* Task goal:
Copy down every line where the string "хозяйства" shows up.

* Data records:

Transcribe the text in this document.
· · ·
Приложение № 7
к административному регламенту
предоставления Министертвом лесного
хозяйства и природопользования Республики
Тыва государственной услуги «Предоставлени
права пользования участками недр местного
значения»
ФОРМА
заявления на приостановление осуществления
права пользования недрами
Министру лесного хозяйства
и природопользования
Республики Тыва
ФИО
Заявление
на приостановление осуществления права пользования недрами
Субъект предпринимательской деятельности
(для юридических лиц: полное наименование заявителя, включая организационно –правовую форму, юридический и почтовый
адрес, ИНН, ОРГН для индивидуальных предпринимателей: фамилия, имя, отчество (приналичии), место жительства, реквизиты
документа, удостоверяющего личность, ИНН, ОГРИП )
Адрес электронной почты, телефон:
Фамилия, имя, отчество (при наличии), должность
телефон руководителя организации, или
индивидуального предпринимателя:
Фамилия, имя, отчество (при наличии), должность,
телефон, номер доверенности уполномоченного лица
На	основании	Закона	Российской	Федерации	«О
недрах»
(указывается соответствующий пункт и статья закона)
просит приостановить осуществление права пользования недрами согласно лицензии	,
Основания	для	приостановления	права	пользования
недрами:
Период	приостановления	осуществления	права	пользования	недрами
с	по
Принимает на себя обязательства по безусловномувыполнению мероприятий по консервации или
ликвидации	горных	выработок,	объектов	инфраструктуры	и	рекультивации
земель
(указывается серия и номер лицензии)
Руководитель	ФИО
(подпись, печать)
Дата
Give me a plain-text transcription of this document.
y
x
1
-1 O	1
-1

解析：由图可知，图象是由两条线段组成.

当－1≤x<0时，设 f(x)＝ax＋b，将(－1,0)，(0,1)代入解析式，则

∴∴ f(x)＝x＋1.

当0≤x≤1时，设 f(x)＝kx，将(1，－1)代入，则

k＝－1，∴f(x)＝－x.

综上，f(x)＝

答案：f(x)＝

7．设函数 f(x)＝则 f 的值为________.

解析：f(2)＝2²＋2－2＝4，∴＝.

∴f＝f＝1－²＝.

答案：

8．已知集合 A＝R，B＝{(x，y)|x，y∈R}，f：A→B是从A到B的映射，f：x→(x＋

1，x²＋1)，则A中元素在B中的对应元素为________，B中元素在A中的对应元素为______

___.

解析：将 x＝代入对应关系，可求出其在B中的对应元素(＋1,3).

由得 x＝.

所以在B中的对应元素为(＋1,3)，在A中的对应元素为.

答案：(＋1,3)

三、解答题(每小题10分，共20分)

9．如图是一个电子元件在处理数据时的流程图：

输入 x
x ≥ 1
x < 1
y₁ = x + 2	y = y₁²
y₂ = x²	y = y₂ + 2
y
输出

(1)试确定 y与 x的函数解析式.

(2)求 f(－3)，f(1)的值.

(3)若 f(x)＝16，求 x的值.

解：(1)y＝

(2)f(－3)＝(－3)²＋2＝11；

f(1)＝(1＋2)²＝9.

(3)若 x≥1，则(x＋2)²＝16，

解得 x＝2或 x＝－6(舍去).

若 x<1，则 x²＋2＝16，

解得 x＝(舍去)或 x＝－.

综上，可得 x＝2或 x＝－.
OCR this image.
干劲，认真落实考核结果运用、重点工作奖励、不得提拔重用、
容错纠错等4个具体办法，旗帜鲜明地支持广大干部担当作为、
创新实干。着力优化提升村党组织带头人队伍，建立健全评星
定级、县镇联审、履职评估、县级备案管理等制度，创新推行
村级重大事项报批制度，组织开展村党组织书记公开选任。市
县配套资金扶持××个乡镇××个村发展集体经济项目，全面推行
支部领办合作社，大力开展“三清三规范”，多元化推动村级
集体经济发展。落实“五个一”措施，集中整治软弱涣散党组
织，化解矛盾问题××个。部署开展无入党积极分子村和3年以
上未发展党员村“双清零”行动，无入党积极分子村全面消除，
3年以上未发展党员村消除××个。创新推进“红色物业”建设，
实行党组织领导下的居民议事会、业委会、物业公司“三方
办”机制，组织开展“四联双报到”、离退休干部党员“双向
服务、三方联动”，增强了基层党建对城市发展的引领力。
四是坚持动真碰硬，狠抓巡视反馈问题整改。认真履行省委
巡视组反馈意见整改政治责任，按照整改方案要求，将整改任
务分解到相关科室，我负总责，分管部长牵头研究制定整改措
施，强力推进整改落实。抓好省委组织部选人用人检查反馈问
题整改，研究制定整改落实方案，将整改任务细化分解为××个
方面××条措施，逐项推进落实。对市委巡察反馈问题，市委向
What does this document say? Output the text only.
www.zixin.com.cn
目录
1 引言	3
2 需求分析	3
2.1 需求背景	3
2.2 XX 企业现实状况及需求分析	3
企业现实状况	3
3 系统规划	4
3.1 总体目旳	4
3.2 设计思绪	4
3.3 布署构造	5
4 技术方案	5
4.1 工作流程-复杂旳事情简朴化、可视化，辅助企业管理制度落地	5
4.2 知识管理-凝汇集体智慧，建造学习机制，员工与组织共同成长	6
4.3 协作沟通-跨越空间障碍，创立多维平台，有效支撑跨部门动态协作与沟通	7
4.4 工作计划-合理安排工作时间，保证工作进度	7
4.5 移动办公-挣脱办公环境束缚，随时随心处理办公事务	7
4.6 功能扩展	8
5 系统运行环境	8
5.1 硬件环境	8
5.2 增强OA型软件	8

* Result for this exercise:
хозяйства и природопользования Республики
Министру лесного хозяйства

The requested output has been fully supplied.